Extracted information:

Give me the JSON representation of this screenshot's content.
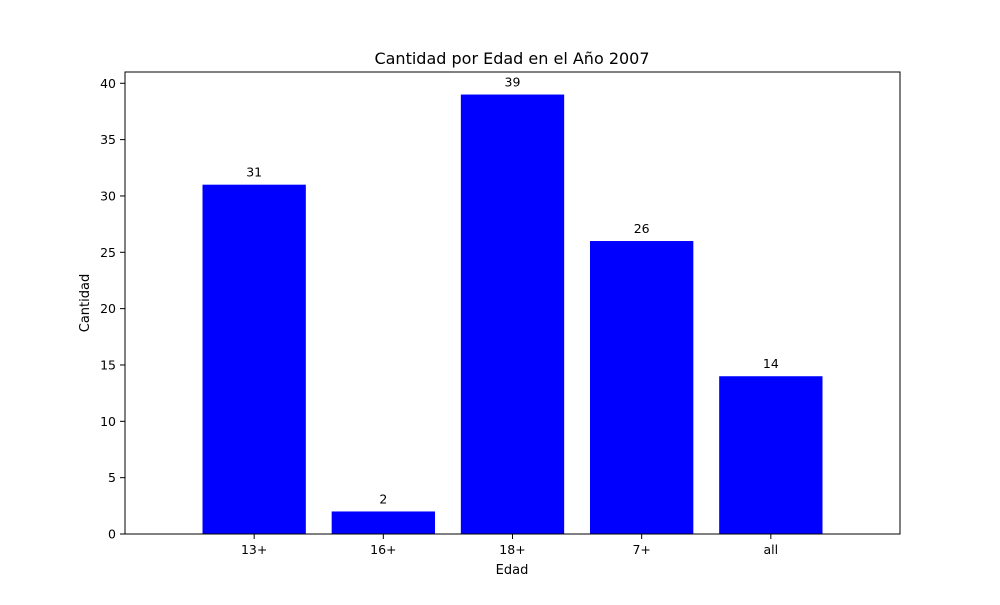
{
  "chart_data": {
    "type": "bar",
    "title": "Cantidad por Edad en el Año 2007",
    "xlabel": "Edad",
    "ylabel": "Cantidad",
    "categories": [
      "13+",
      "16+",
      "18+",
      "7+",
      "all"
    ],
    "values": [
      31,
      2,
      39,
      26,
      14
    ],
    "ylim": [
      0,
      41
    ],
    "yticks": [
      0,
      5,
      10,
      15,
      20,
      25,
      30,
      35,
      40
    ],
    "bar_color": "#0000ff",
    "grid": false,
    "legend": "none"
  }
}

Task to complete:
Look through the lines above and collect those with the word "Cantidad".

Answer below:
    "title": "Cantidad por Edad en el Año 2007",
    "ylabel": "Cantidad",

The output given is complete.